All the data should be repeated exactly. Any image in it is left out.
-- begin DATA SUPPLIED --
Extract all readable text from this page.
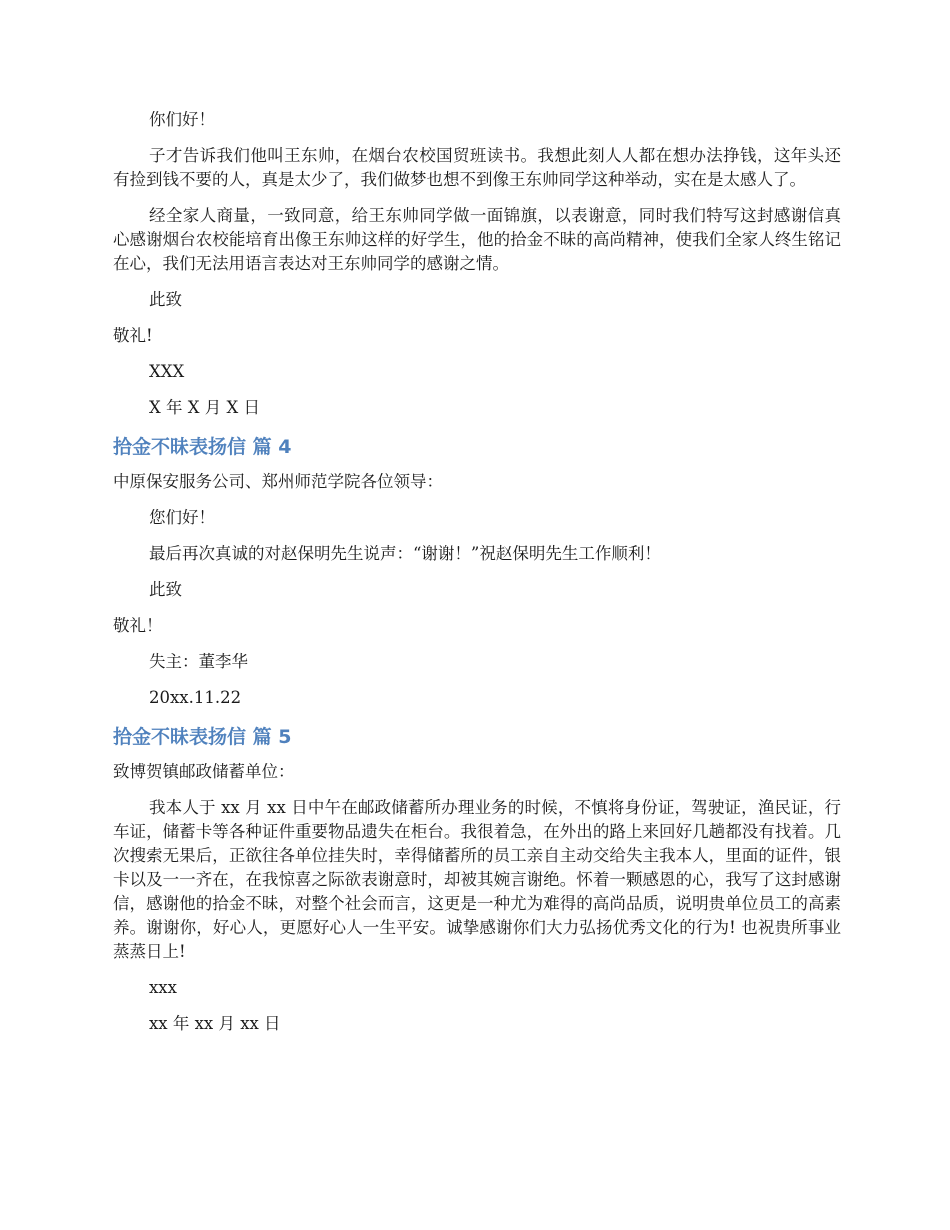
你们好！

子才告诉我们他叫王东帅，在烟台农校国贸班读书。我想此刻人人都在想办法挣钱，这年头还有捡到钱不要的人，真是太少了，我们做梦也想不到像王东帅同学这种举动，实在是太感人了。

经全家人商量，一致同意，给王东帅同学做一面锦旗，以表谢意，同时我们特写这封感谢信真心感谢烟台农校能培育出像王东帅这样的好学生，他的拾金不昧的高尚精神，使我们全家人终生铭记在心，我们无法用语言表达对王东帅同学的感谢之情。

此致

敬礼!

XXX

X 年 X 月 X 日

拾金不昧表扬信 篇 4

中原保安服务公司、郑州师范学院各位领导：

您们好！

最后再次真诚的对赵保明先生说声：“谢谢！”祝赵保明先生工作顺利！

此致

敬礼！

失主：董李华

20xx.11.22

拾金不昧表扬信 篇 5

致博贺镇邮政储蓄单位：

我本人于 xx 月 xx 日中午在邮政储蓄所办理业务的时候，不慎将身份证，驾驶证，渔民证，行车证，储蓄卡等各种证件重要物品遗失在柜台。我很着急，在外出的路上来回好几趟都没有找着。几次搜索无果后，正欲往各单位挂失时，幸得储蓄所的员工亲自主动交给失主我本人，里面的证件，银卡以及一一齐在，在我惊喜之际欲表谢意时，却被其婉言谢绝。怀着一颗感恩的心，我写了这封感谢信，感谢他的拾金不昧，对整个社会而言，这更是一种尤为难得的高尚品质，说明贵单位员工的高素养。谢谢你，好心人，更愿好心人一生平安。诚挚感谢你们大力弘扬优秀文化的行为! 也祝贵所事业蒸蒸日上!

xxx

xx 年 xx 月 xx 日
-- end DATA SUPPLIED --
▶ _FINISHED TASK_
Extract all readable text from this page.
你们好！

子才告诉我们他叫王东帅，在烟台农校国贸班读书。我想此刻人人都在想办法挣钱，这年头还有捡到钱不要的人，真是太少了，我们做梦也想不到像王东帅同学这种举动，实在是太感人了。

经全家人商量，一致同意，给王东帅同学做一面锦旗，以表谢意，同时我们特写这封感谢信真心感谢烟台农校能培育出像王东帅这样的好学生，他的拾金不昧的高尚精神，使我们全家人终生铭记在心，我们无法用语言表达对王东帅同学的感谢之情。

此致

敬礼!

XXX

X 年 X 月 X 日

拾金不昧表扬信 篇 4

中原保安服务公司、郑州师范学院各位领导：

您们好！

最后再次真诚的对赵保明先生说声：“谢谢！”祝赵保明先生工作顺利！

此致

敬礼！

失主：董李华

20xx.11.22

拾金不昧表扬信 篇 5

致博贺镇邮政储蓄单位：

我本人于 xx 月 xx 日中午在邮政储蓄所办理业务的时候，不慎将身份证，驾驶证，渔民证，行车证，储蓄卡等各种证件重要物品遗失在柜台。我很着急，在外出的路上来回好几趟都没有找着。几次搜索无果后，正欲往各单位挂失时，幸得储蓄所的员工亲自主动交给失主我本人，里面的证件，银卡以及一一齐在，在我惊喜之际欲表谢意时，却被其婉言谢绝。怀着一颗感恩的心，我写了这封感谢信，感谢他的拾金不昧，对整个社会而言，这更是一种尤为难得的高尚品质，说明贵单位员工的高素养。谢谢你，好心人，更愿好心人一生平安。诚挚感谢你们大力弘扬优秀文化的行为! 也祝贵所事业蒸蒸日上!

xxx

xx 年 xx 月 xx 日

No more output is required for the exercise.